• _WHAT NEEDS TO BE DONE_: Quote every line as written. Omit pictures.

******************************

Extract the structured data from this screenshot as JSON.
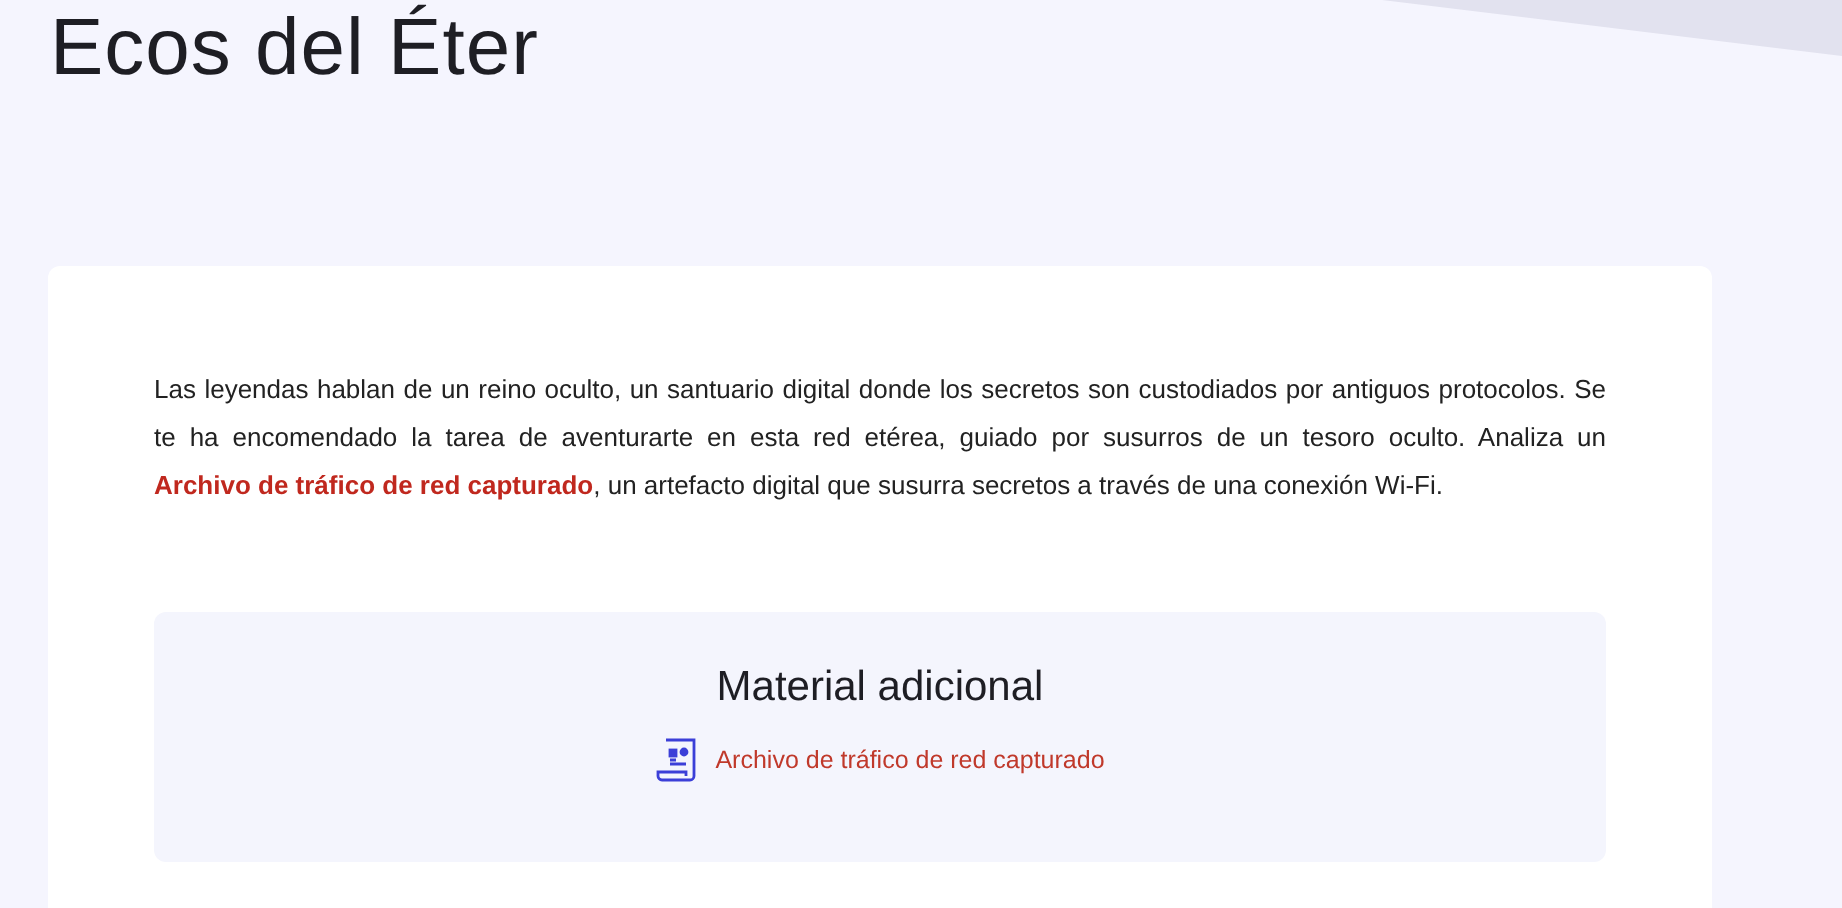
{
  "title": "Ecos del Éter",
  "intro": {
    "text_before": "Las leyendas hablan de un reino oculto, un santuario digital donde los secretos son custodiados por antiguos protocolos. Se te ha encomendado la tarea de aventurarte en esta red etérea, guiado por susurros de un tesoro oculto. Analiza un ",
    "link": "Archivo de tráfico de red capturado",
    "text_after": ", un artefacto digital que susurra secretos a través de una conexión Wi-Fi."
  },
  "additional_material": {
    "heading": "Material adicional",
    "files": [
      {
        "label": "Archivo de tráfico de red capturado"
      }
    ]
  }
}
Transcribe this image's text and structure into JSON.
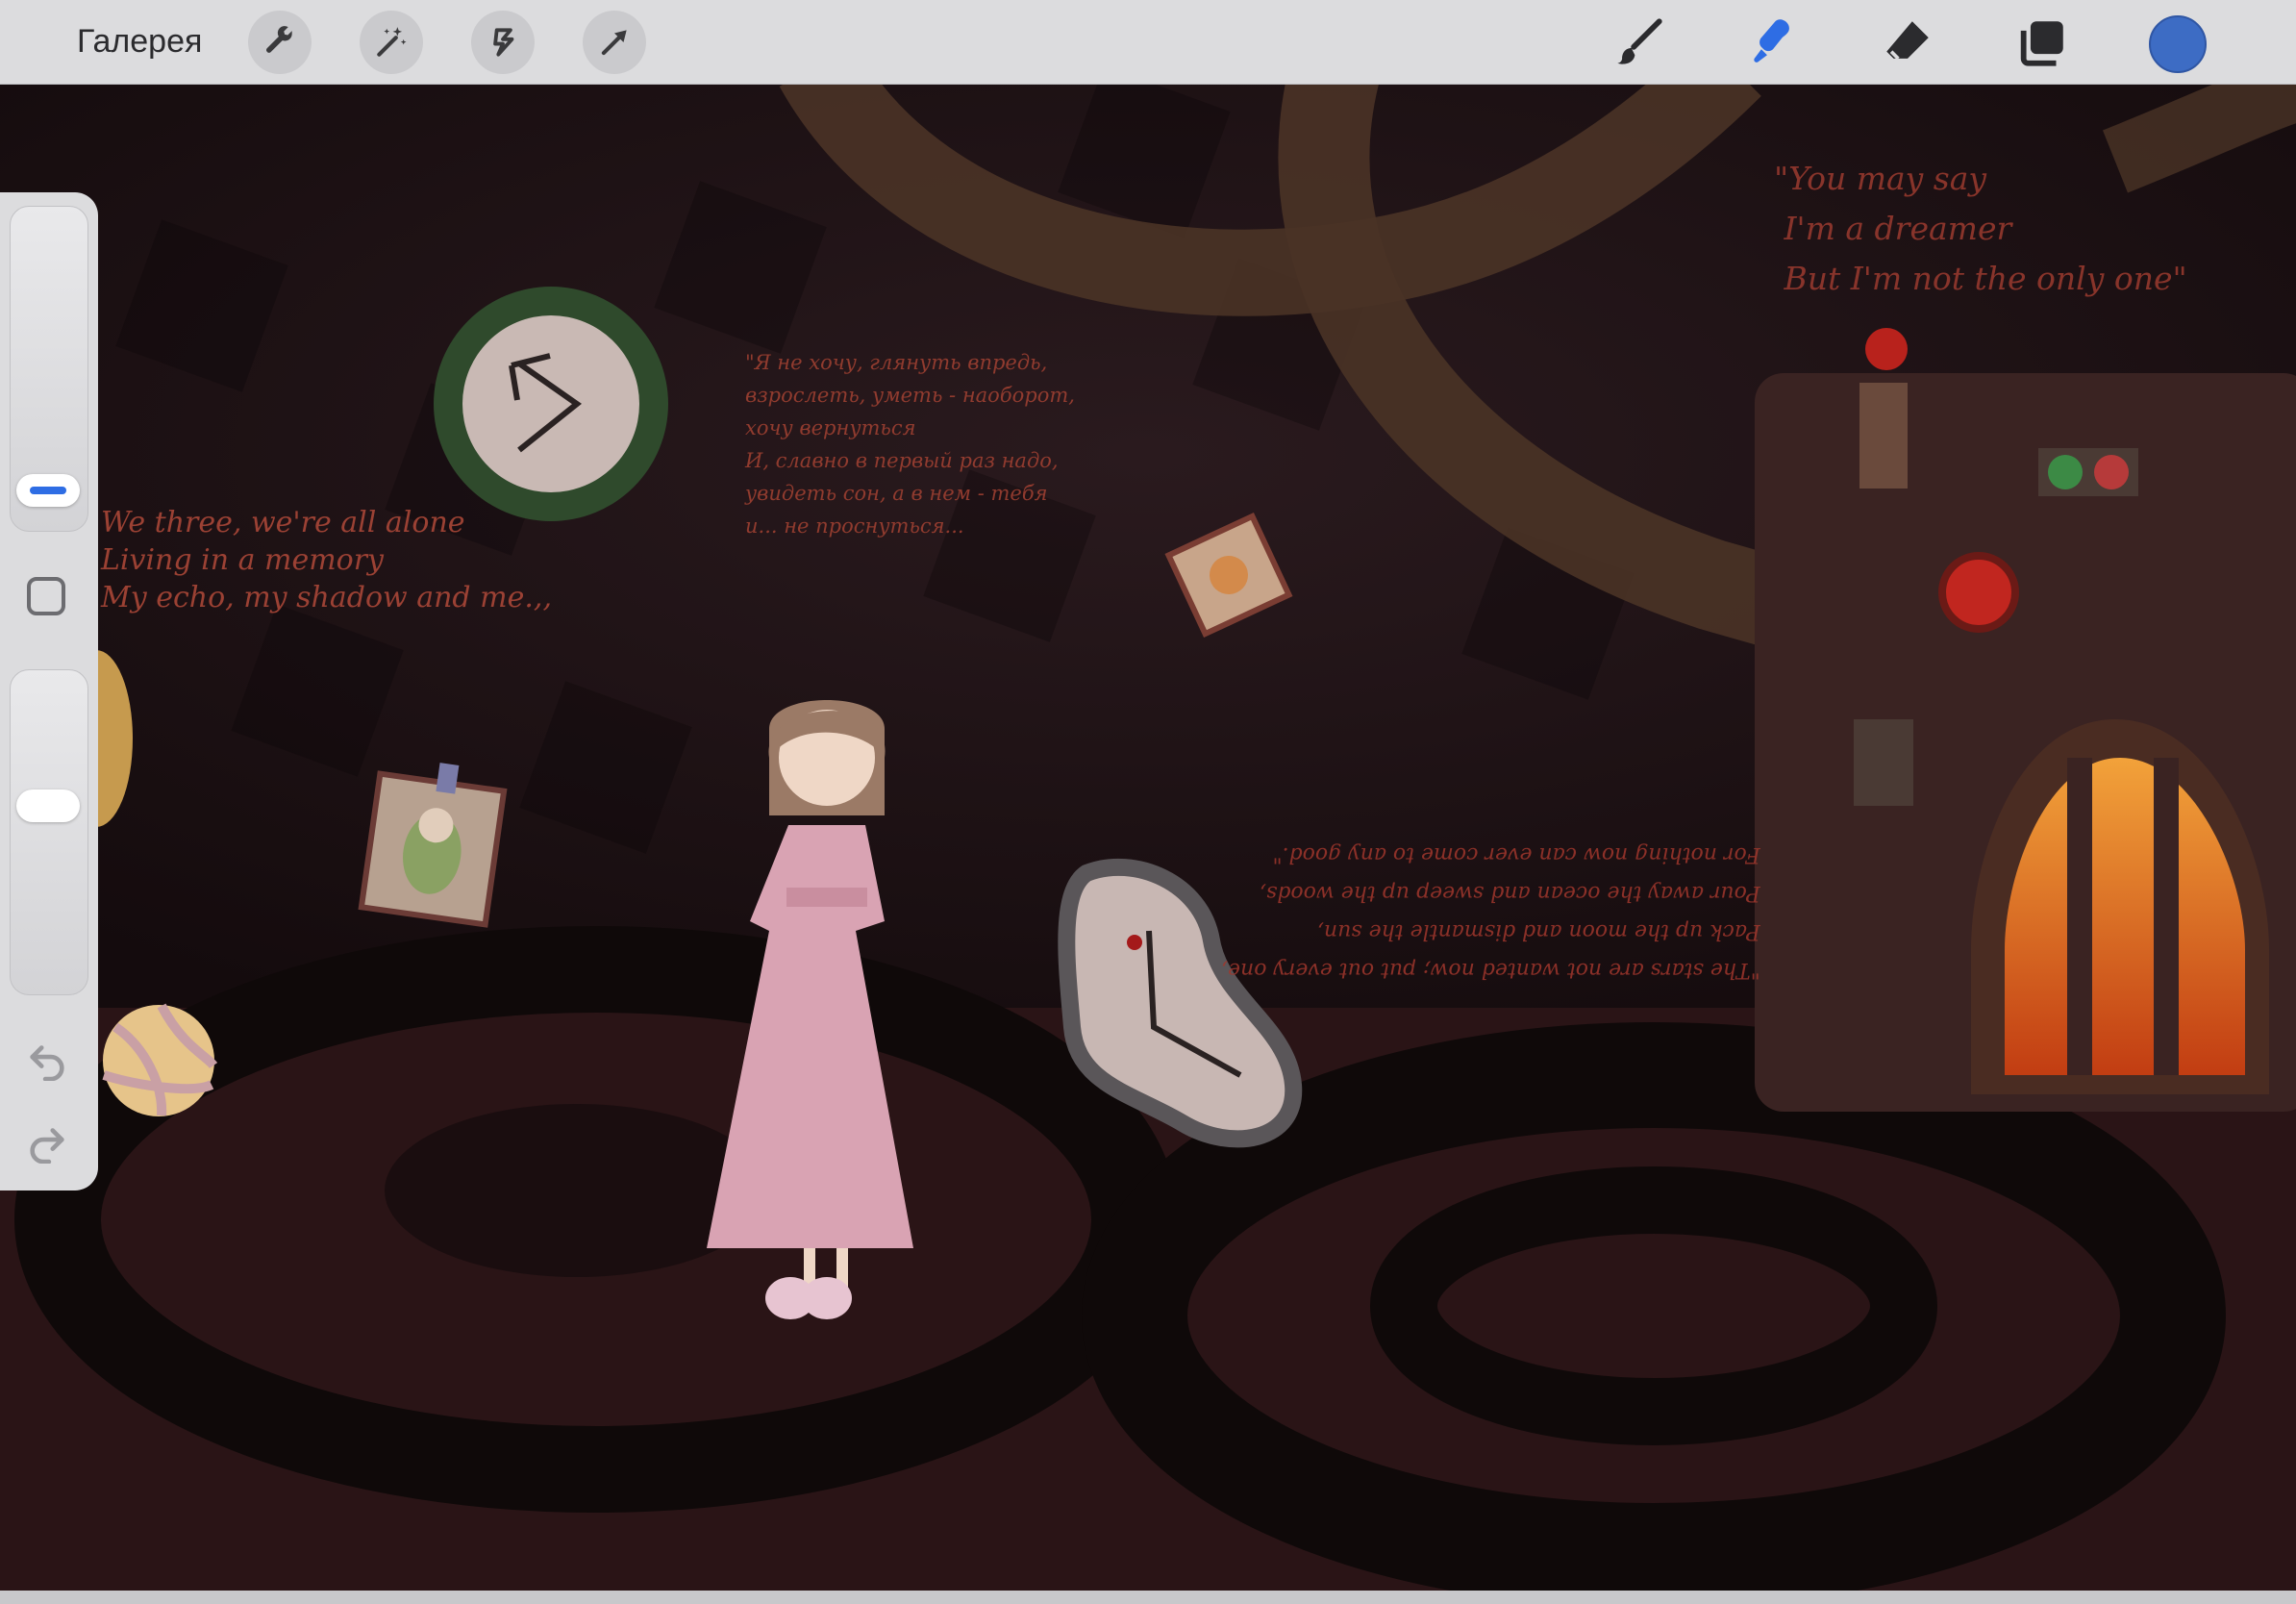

******************************

• _FULL OUTPUT_:
Extract the structured data from this screenshot as JSON.
{
  "title": "Ecos del Éter",
  "intro": {
    "text_before": "Las leyendas hablan de un reino oculto, un santuario digital donde los secretos son custodiados por antiguos protocolos. Se te ha encomendado la tarea de aventurarte en esta red etérea, guiado por susurros de un tesoro oculto. Analiza un ",
    "link": "Archivo de tráfico de red capturado",
    "text_after": ", un artefacto digital que susurra secretos a través de una conexión Wi-Fi."
  },
  "additional_material": {
    "heading": "Material adicional",
    "files": [
      {
        "label": "Archivo de tráfico de red capturado"
      }
    ]
  }
}
Transcribe this image's text and structure into JSON.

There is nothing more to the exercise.